- [OBJECTIVE]:
Using the data below, copy each line that includes the word "mluva".

--- START TASK INPUTS ---

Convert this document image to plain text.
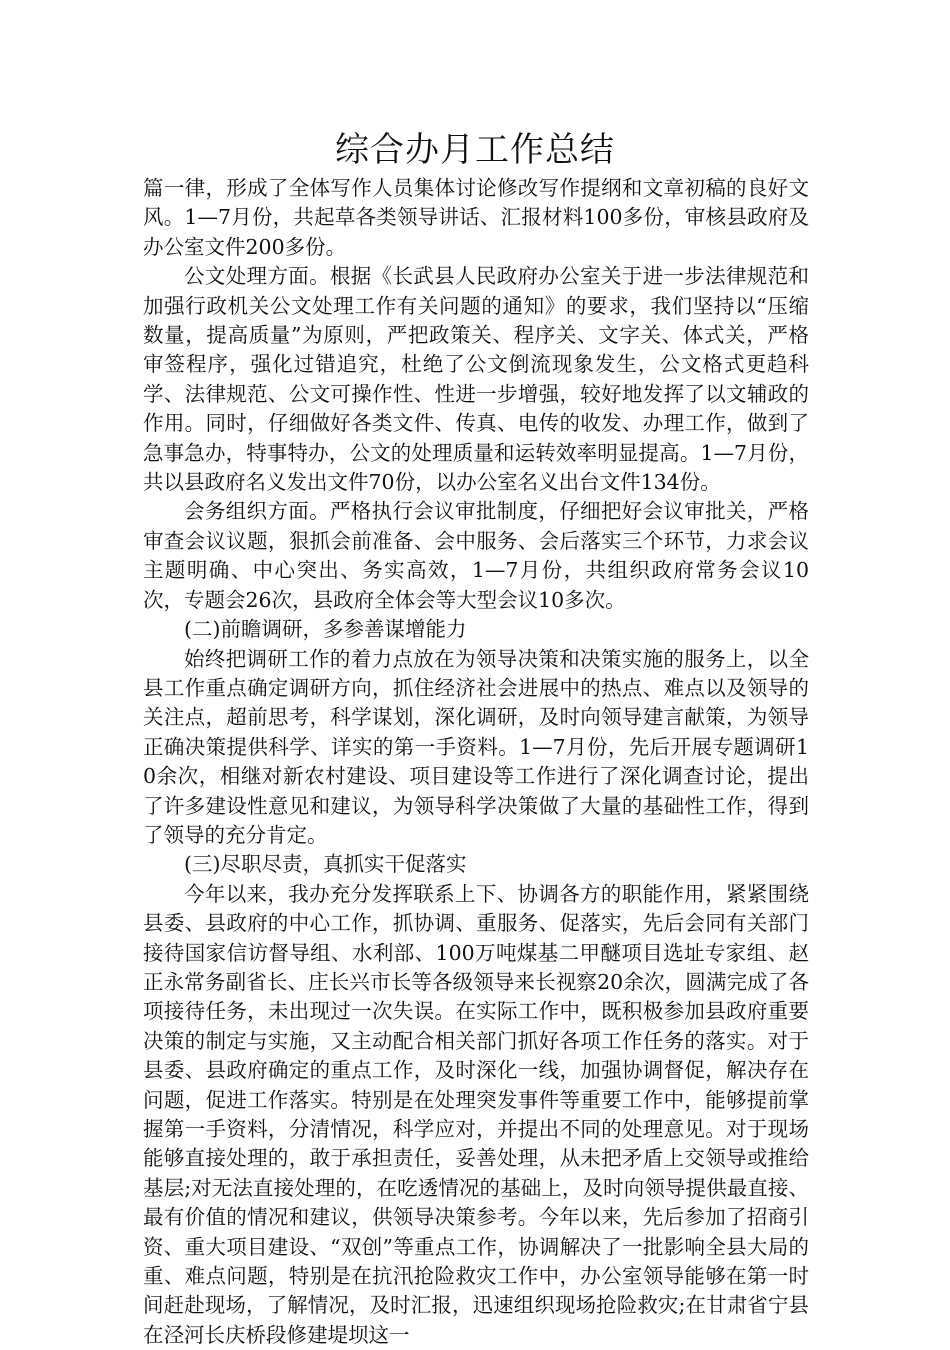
综合办月工作总结

篇一律，形成了全体写作人员集体讨论修改写作提纲和文章初稿的良好文风。1—7月份，共起草各类领导讲话、汇报材料100多份，审核县政府及办公室文件200多份。

公文处理方面。根据《长武县人民政府办公室关于进一步法律规范和加强行政机关公文处理工作有关问题的通知》的要求，我们坚持以“压缩数量，提高质量”为原则，严把政策关、程序关、文字关、体式关，严格审签程序，强化过错追究，杜绝了公文倒流现象发生，公文格式更趋科学、法律规范、公文可操作性、性进一步增强，较好地发挥了以文辅政的作用。同时，仔细做好各类文件、传真、电传的收发、办理工作，做到了急事急办，特事特办，公文的处理质量和运转效率明显提高。1—7月份，共以县政府名义发出文件70份，以办公室名义出台文件134份。

会务组织方面。严格执行会议审批制度，仔细把好会议审批关，严格审查会议议题，狠抓会前准备、会中服务、会后落实三个环节，力求会议主题明确、中心突出、务实高效，1—7月份，共组织政府常务会议10次，专题会26次，县政府全体会等大型会议10多次。

(二)前瞻调研，多参善谋增能力

始终把调研工作的着力点放在为领导决策和决策实施的服务上，以全县工作重点确定调研方向，抓住经济社会进展中的热点、难点以及领导的关注点，超前思考，科学谋划，深化调研，及时向领导建言献策，为领导正确决策提供科学、详实的第一手资料。1—7月份，先后开展专题调研10余次，相继对新农村建设、项目建设等工作进行了深化调查讨论，提出了许多建设性意见和建议，为领导科学决策做了大量的基础性工作，得到了领导的充分肯定。

(三)尽职尽责，真抓实干促落实

今年以来，我办充分发挥联系上下、协调各方的职能作用，紧紧围绕县委、县政府的中心工作，抓协调、重服务、促落实，先后会同有关部门接待国家信访督导组、水利部、100万吨煤基二甲醚项目选址专家组、赵正永常务副省长、庄长兴市长等各级领导来长视察20余次，圆满完成了各项接待任务，未出现过一次失误。在实际工作中，既积极参加县政府重要决策的制定与实施，又主动配合相关部门抓好各项工作任务的落实。对于县委、县政府确定的重点工作，及时深化一线，加强协调督促，解决存在问题，促进工作落实。特别是在处理突发事件等重要工作中，能够提前掌握第一手资料，分清情况，科学应对，并提出不同的处理意见。对于现场能够直接处理的，敢于承担责任，妥善处理，从未把矛盾上交领导或推给基层;对无法直接处理的，在吃透情况的基础上，及时向领导提供最直接、最有价值的情况和建议，供领导决策参考。今年以来，先后参加了招商引资、重大项目建设、“双创”等重点工作，协调解决了一批影响全县大局的重、难点问题，特别是在抗汛抢险救灾工作中，办公室领导能够在第一时间赶赴现场，了解情况，及时汇报，迅速组织现场抢险救灾;在甘肃省宁县在泾河长庆桥段修建堤坝这一
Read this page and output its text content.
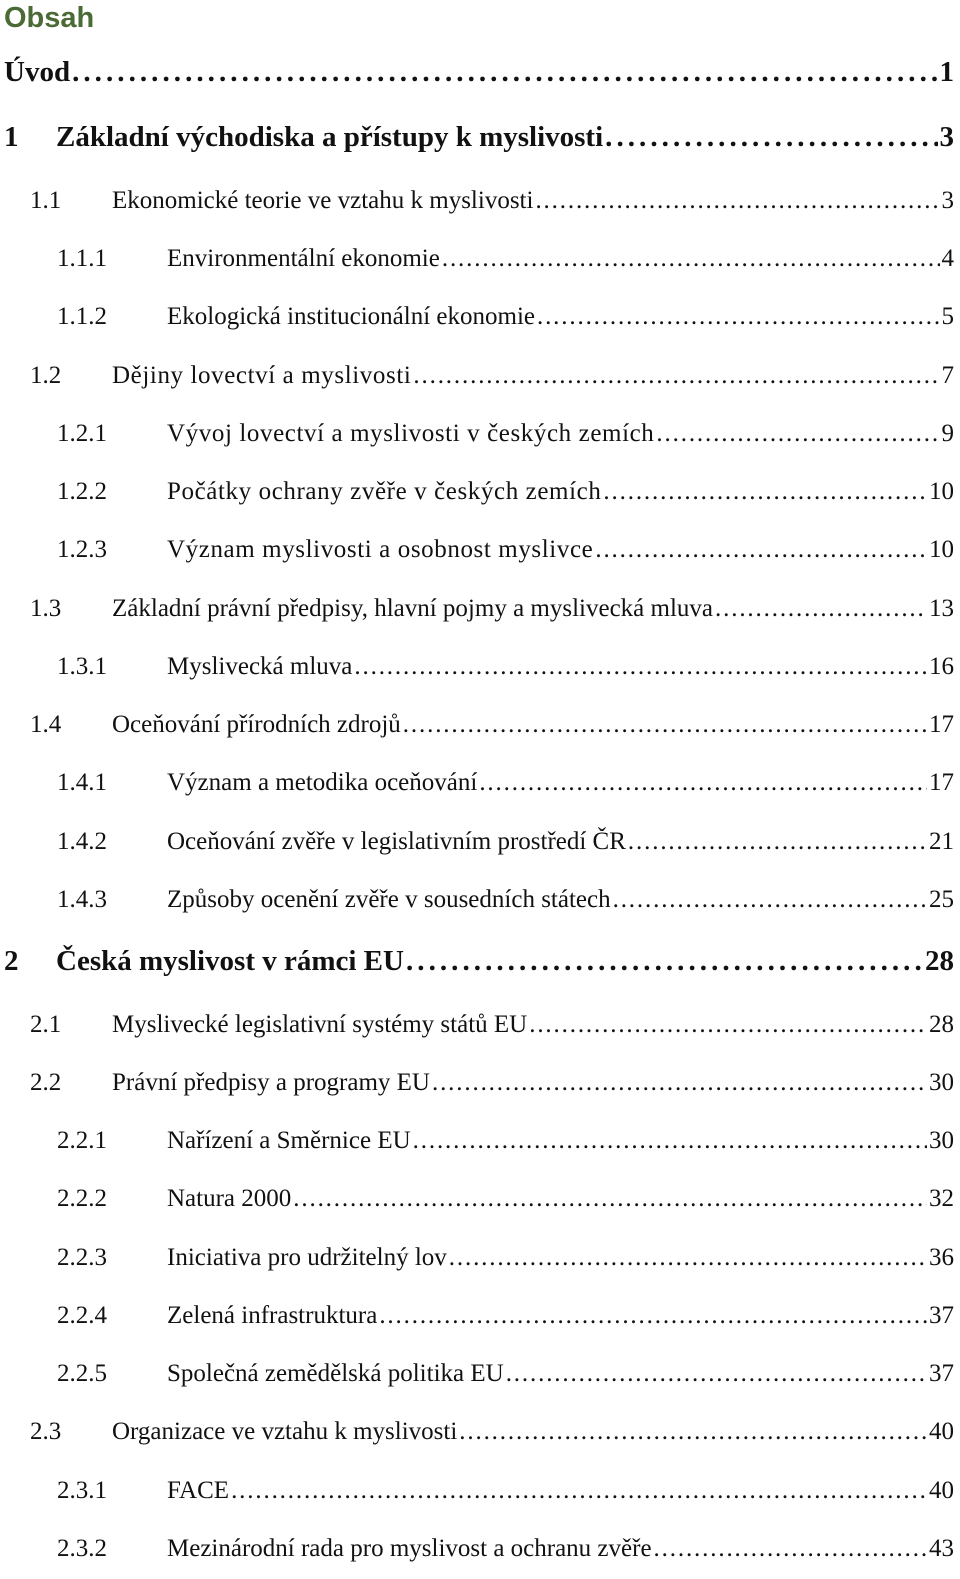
Obsah
Úvod . . .	1
1	Základní východiska a přístupy k myslivosti . . .	3
1.1	Ekonomické teorie ve vztahu k myslivosti . . .	3
1.1.1	Environmentální ekonomie . . .	4
1.1.2	Ekologická institucionální ekonomie . . .	5
1.2	Dějiny lovectví a myslivosti . . .	7
1.2.1	Vývoj lovectví a myslivosti v českých zemích . . .	9
1.2.2	Počátky ochrany zvěře v českých zemích . . .	10
1.2.3	Význam myslivosti a osobnost myslivce . . .	10
1.3	Základní právní předpisy, hlavní pojmy a myslivecká mluva . . .	13
1.3.1	Myslivecká mluva . . .	16
1.4	Oceňování přírodních zdrojů . . .	17
1.4.1	Význam a metodika oceňování . . .	17
1.4.2	Oceňování zvěře v legislativním prostředí ČR . . .	21
1.4.3	Způsoby ocenění zvěře v sousedních státech . . .	25
2	Česká myslivost v rámci EU . . .	28
2.1	Myslivecké legislativní systémy států EU . . .	28
2.2	Právní předpisy a programy EU . . .	30
2.2.1	Nařízení a Směrnice EU . . .	30
2.2.2	Natura 2000 . . .	32
2.2.3	Iniciativa pro udržitelný lov . . .	36
2.2.4	Zelená infrastruktura . . .	37
2.2.5	Společná zemědělská politika EU . . .	37
2.3	Organizace ve vztahu k myslivosti . . .	40
2.3.1	FACE . . .	40
2.3.2	Mezinárodní rada pro myslivost a ochranu zvěře . . .	43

--- END TASK INPUTS ---

- [FINAL ANSWER]:
1.3	Základní právní předpisy, hlavní pojmy a myslivecká mluva . . .	13
1.3.1	Myslivecká mluva . . .	16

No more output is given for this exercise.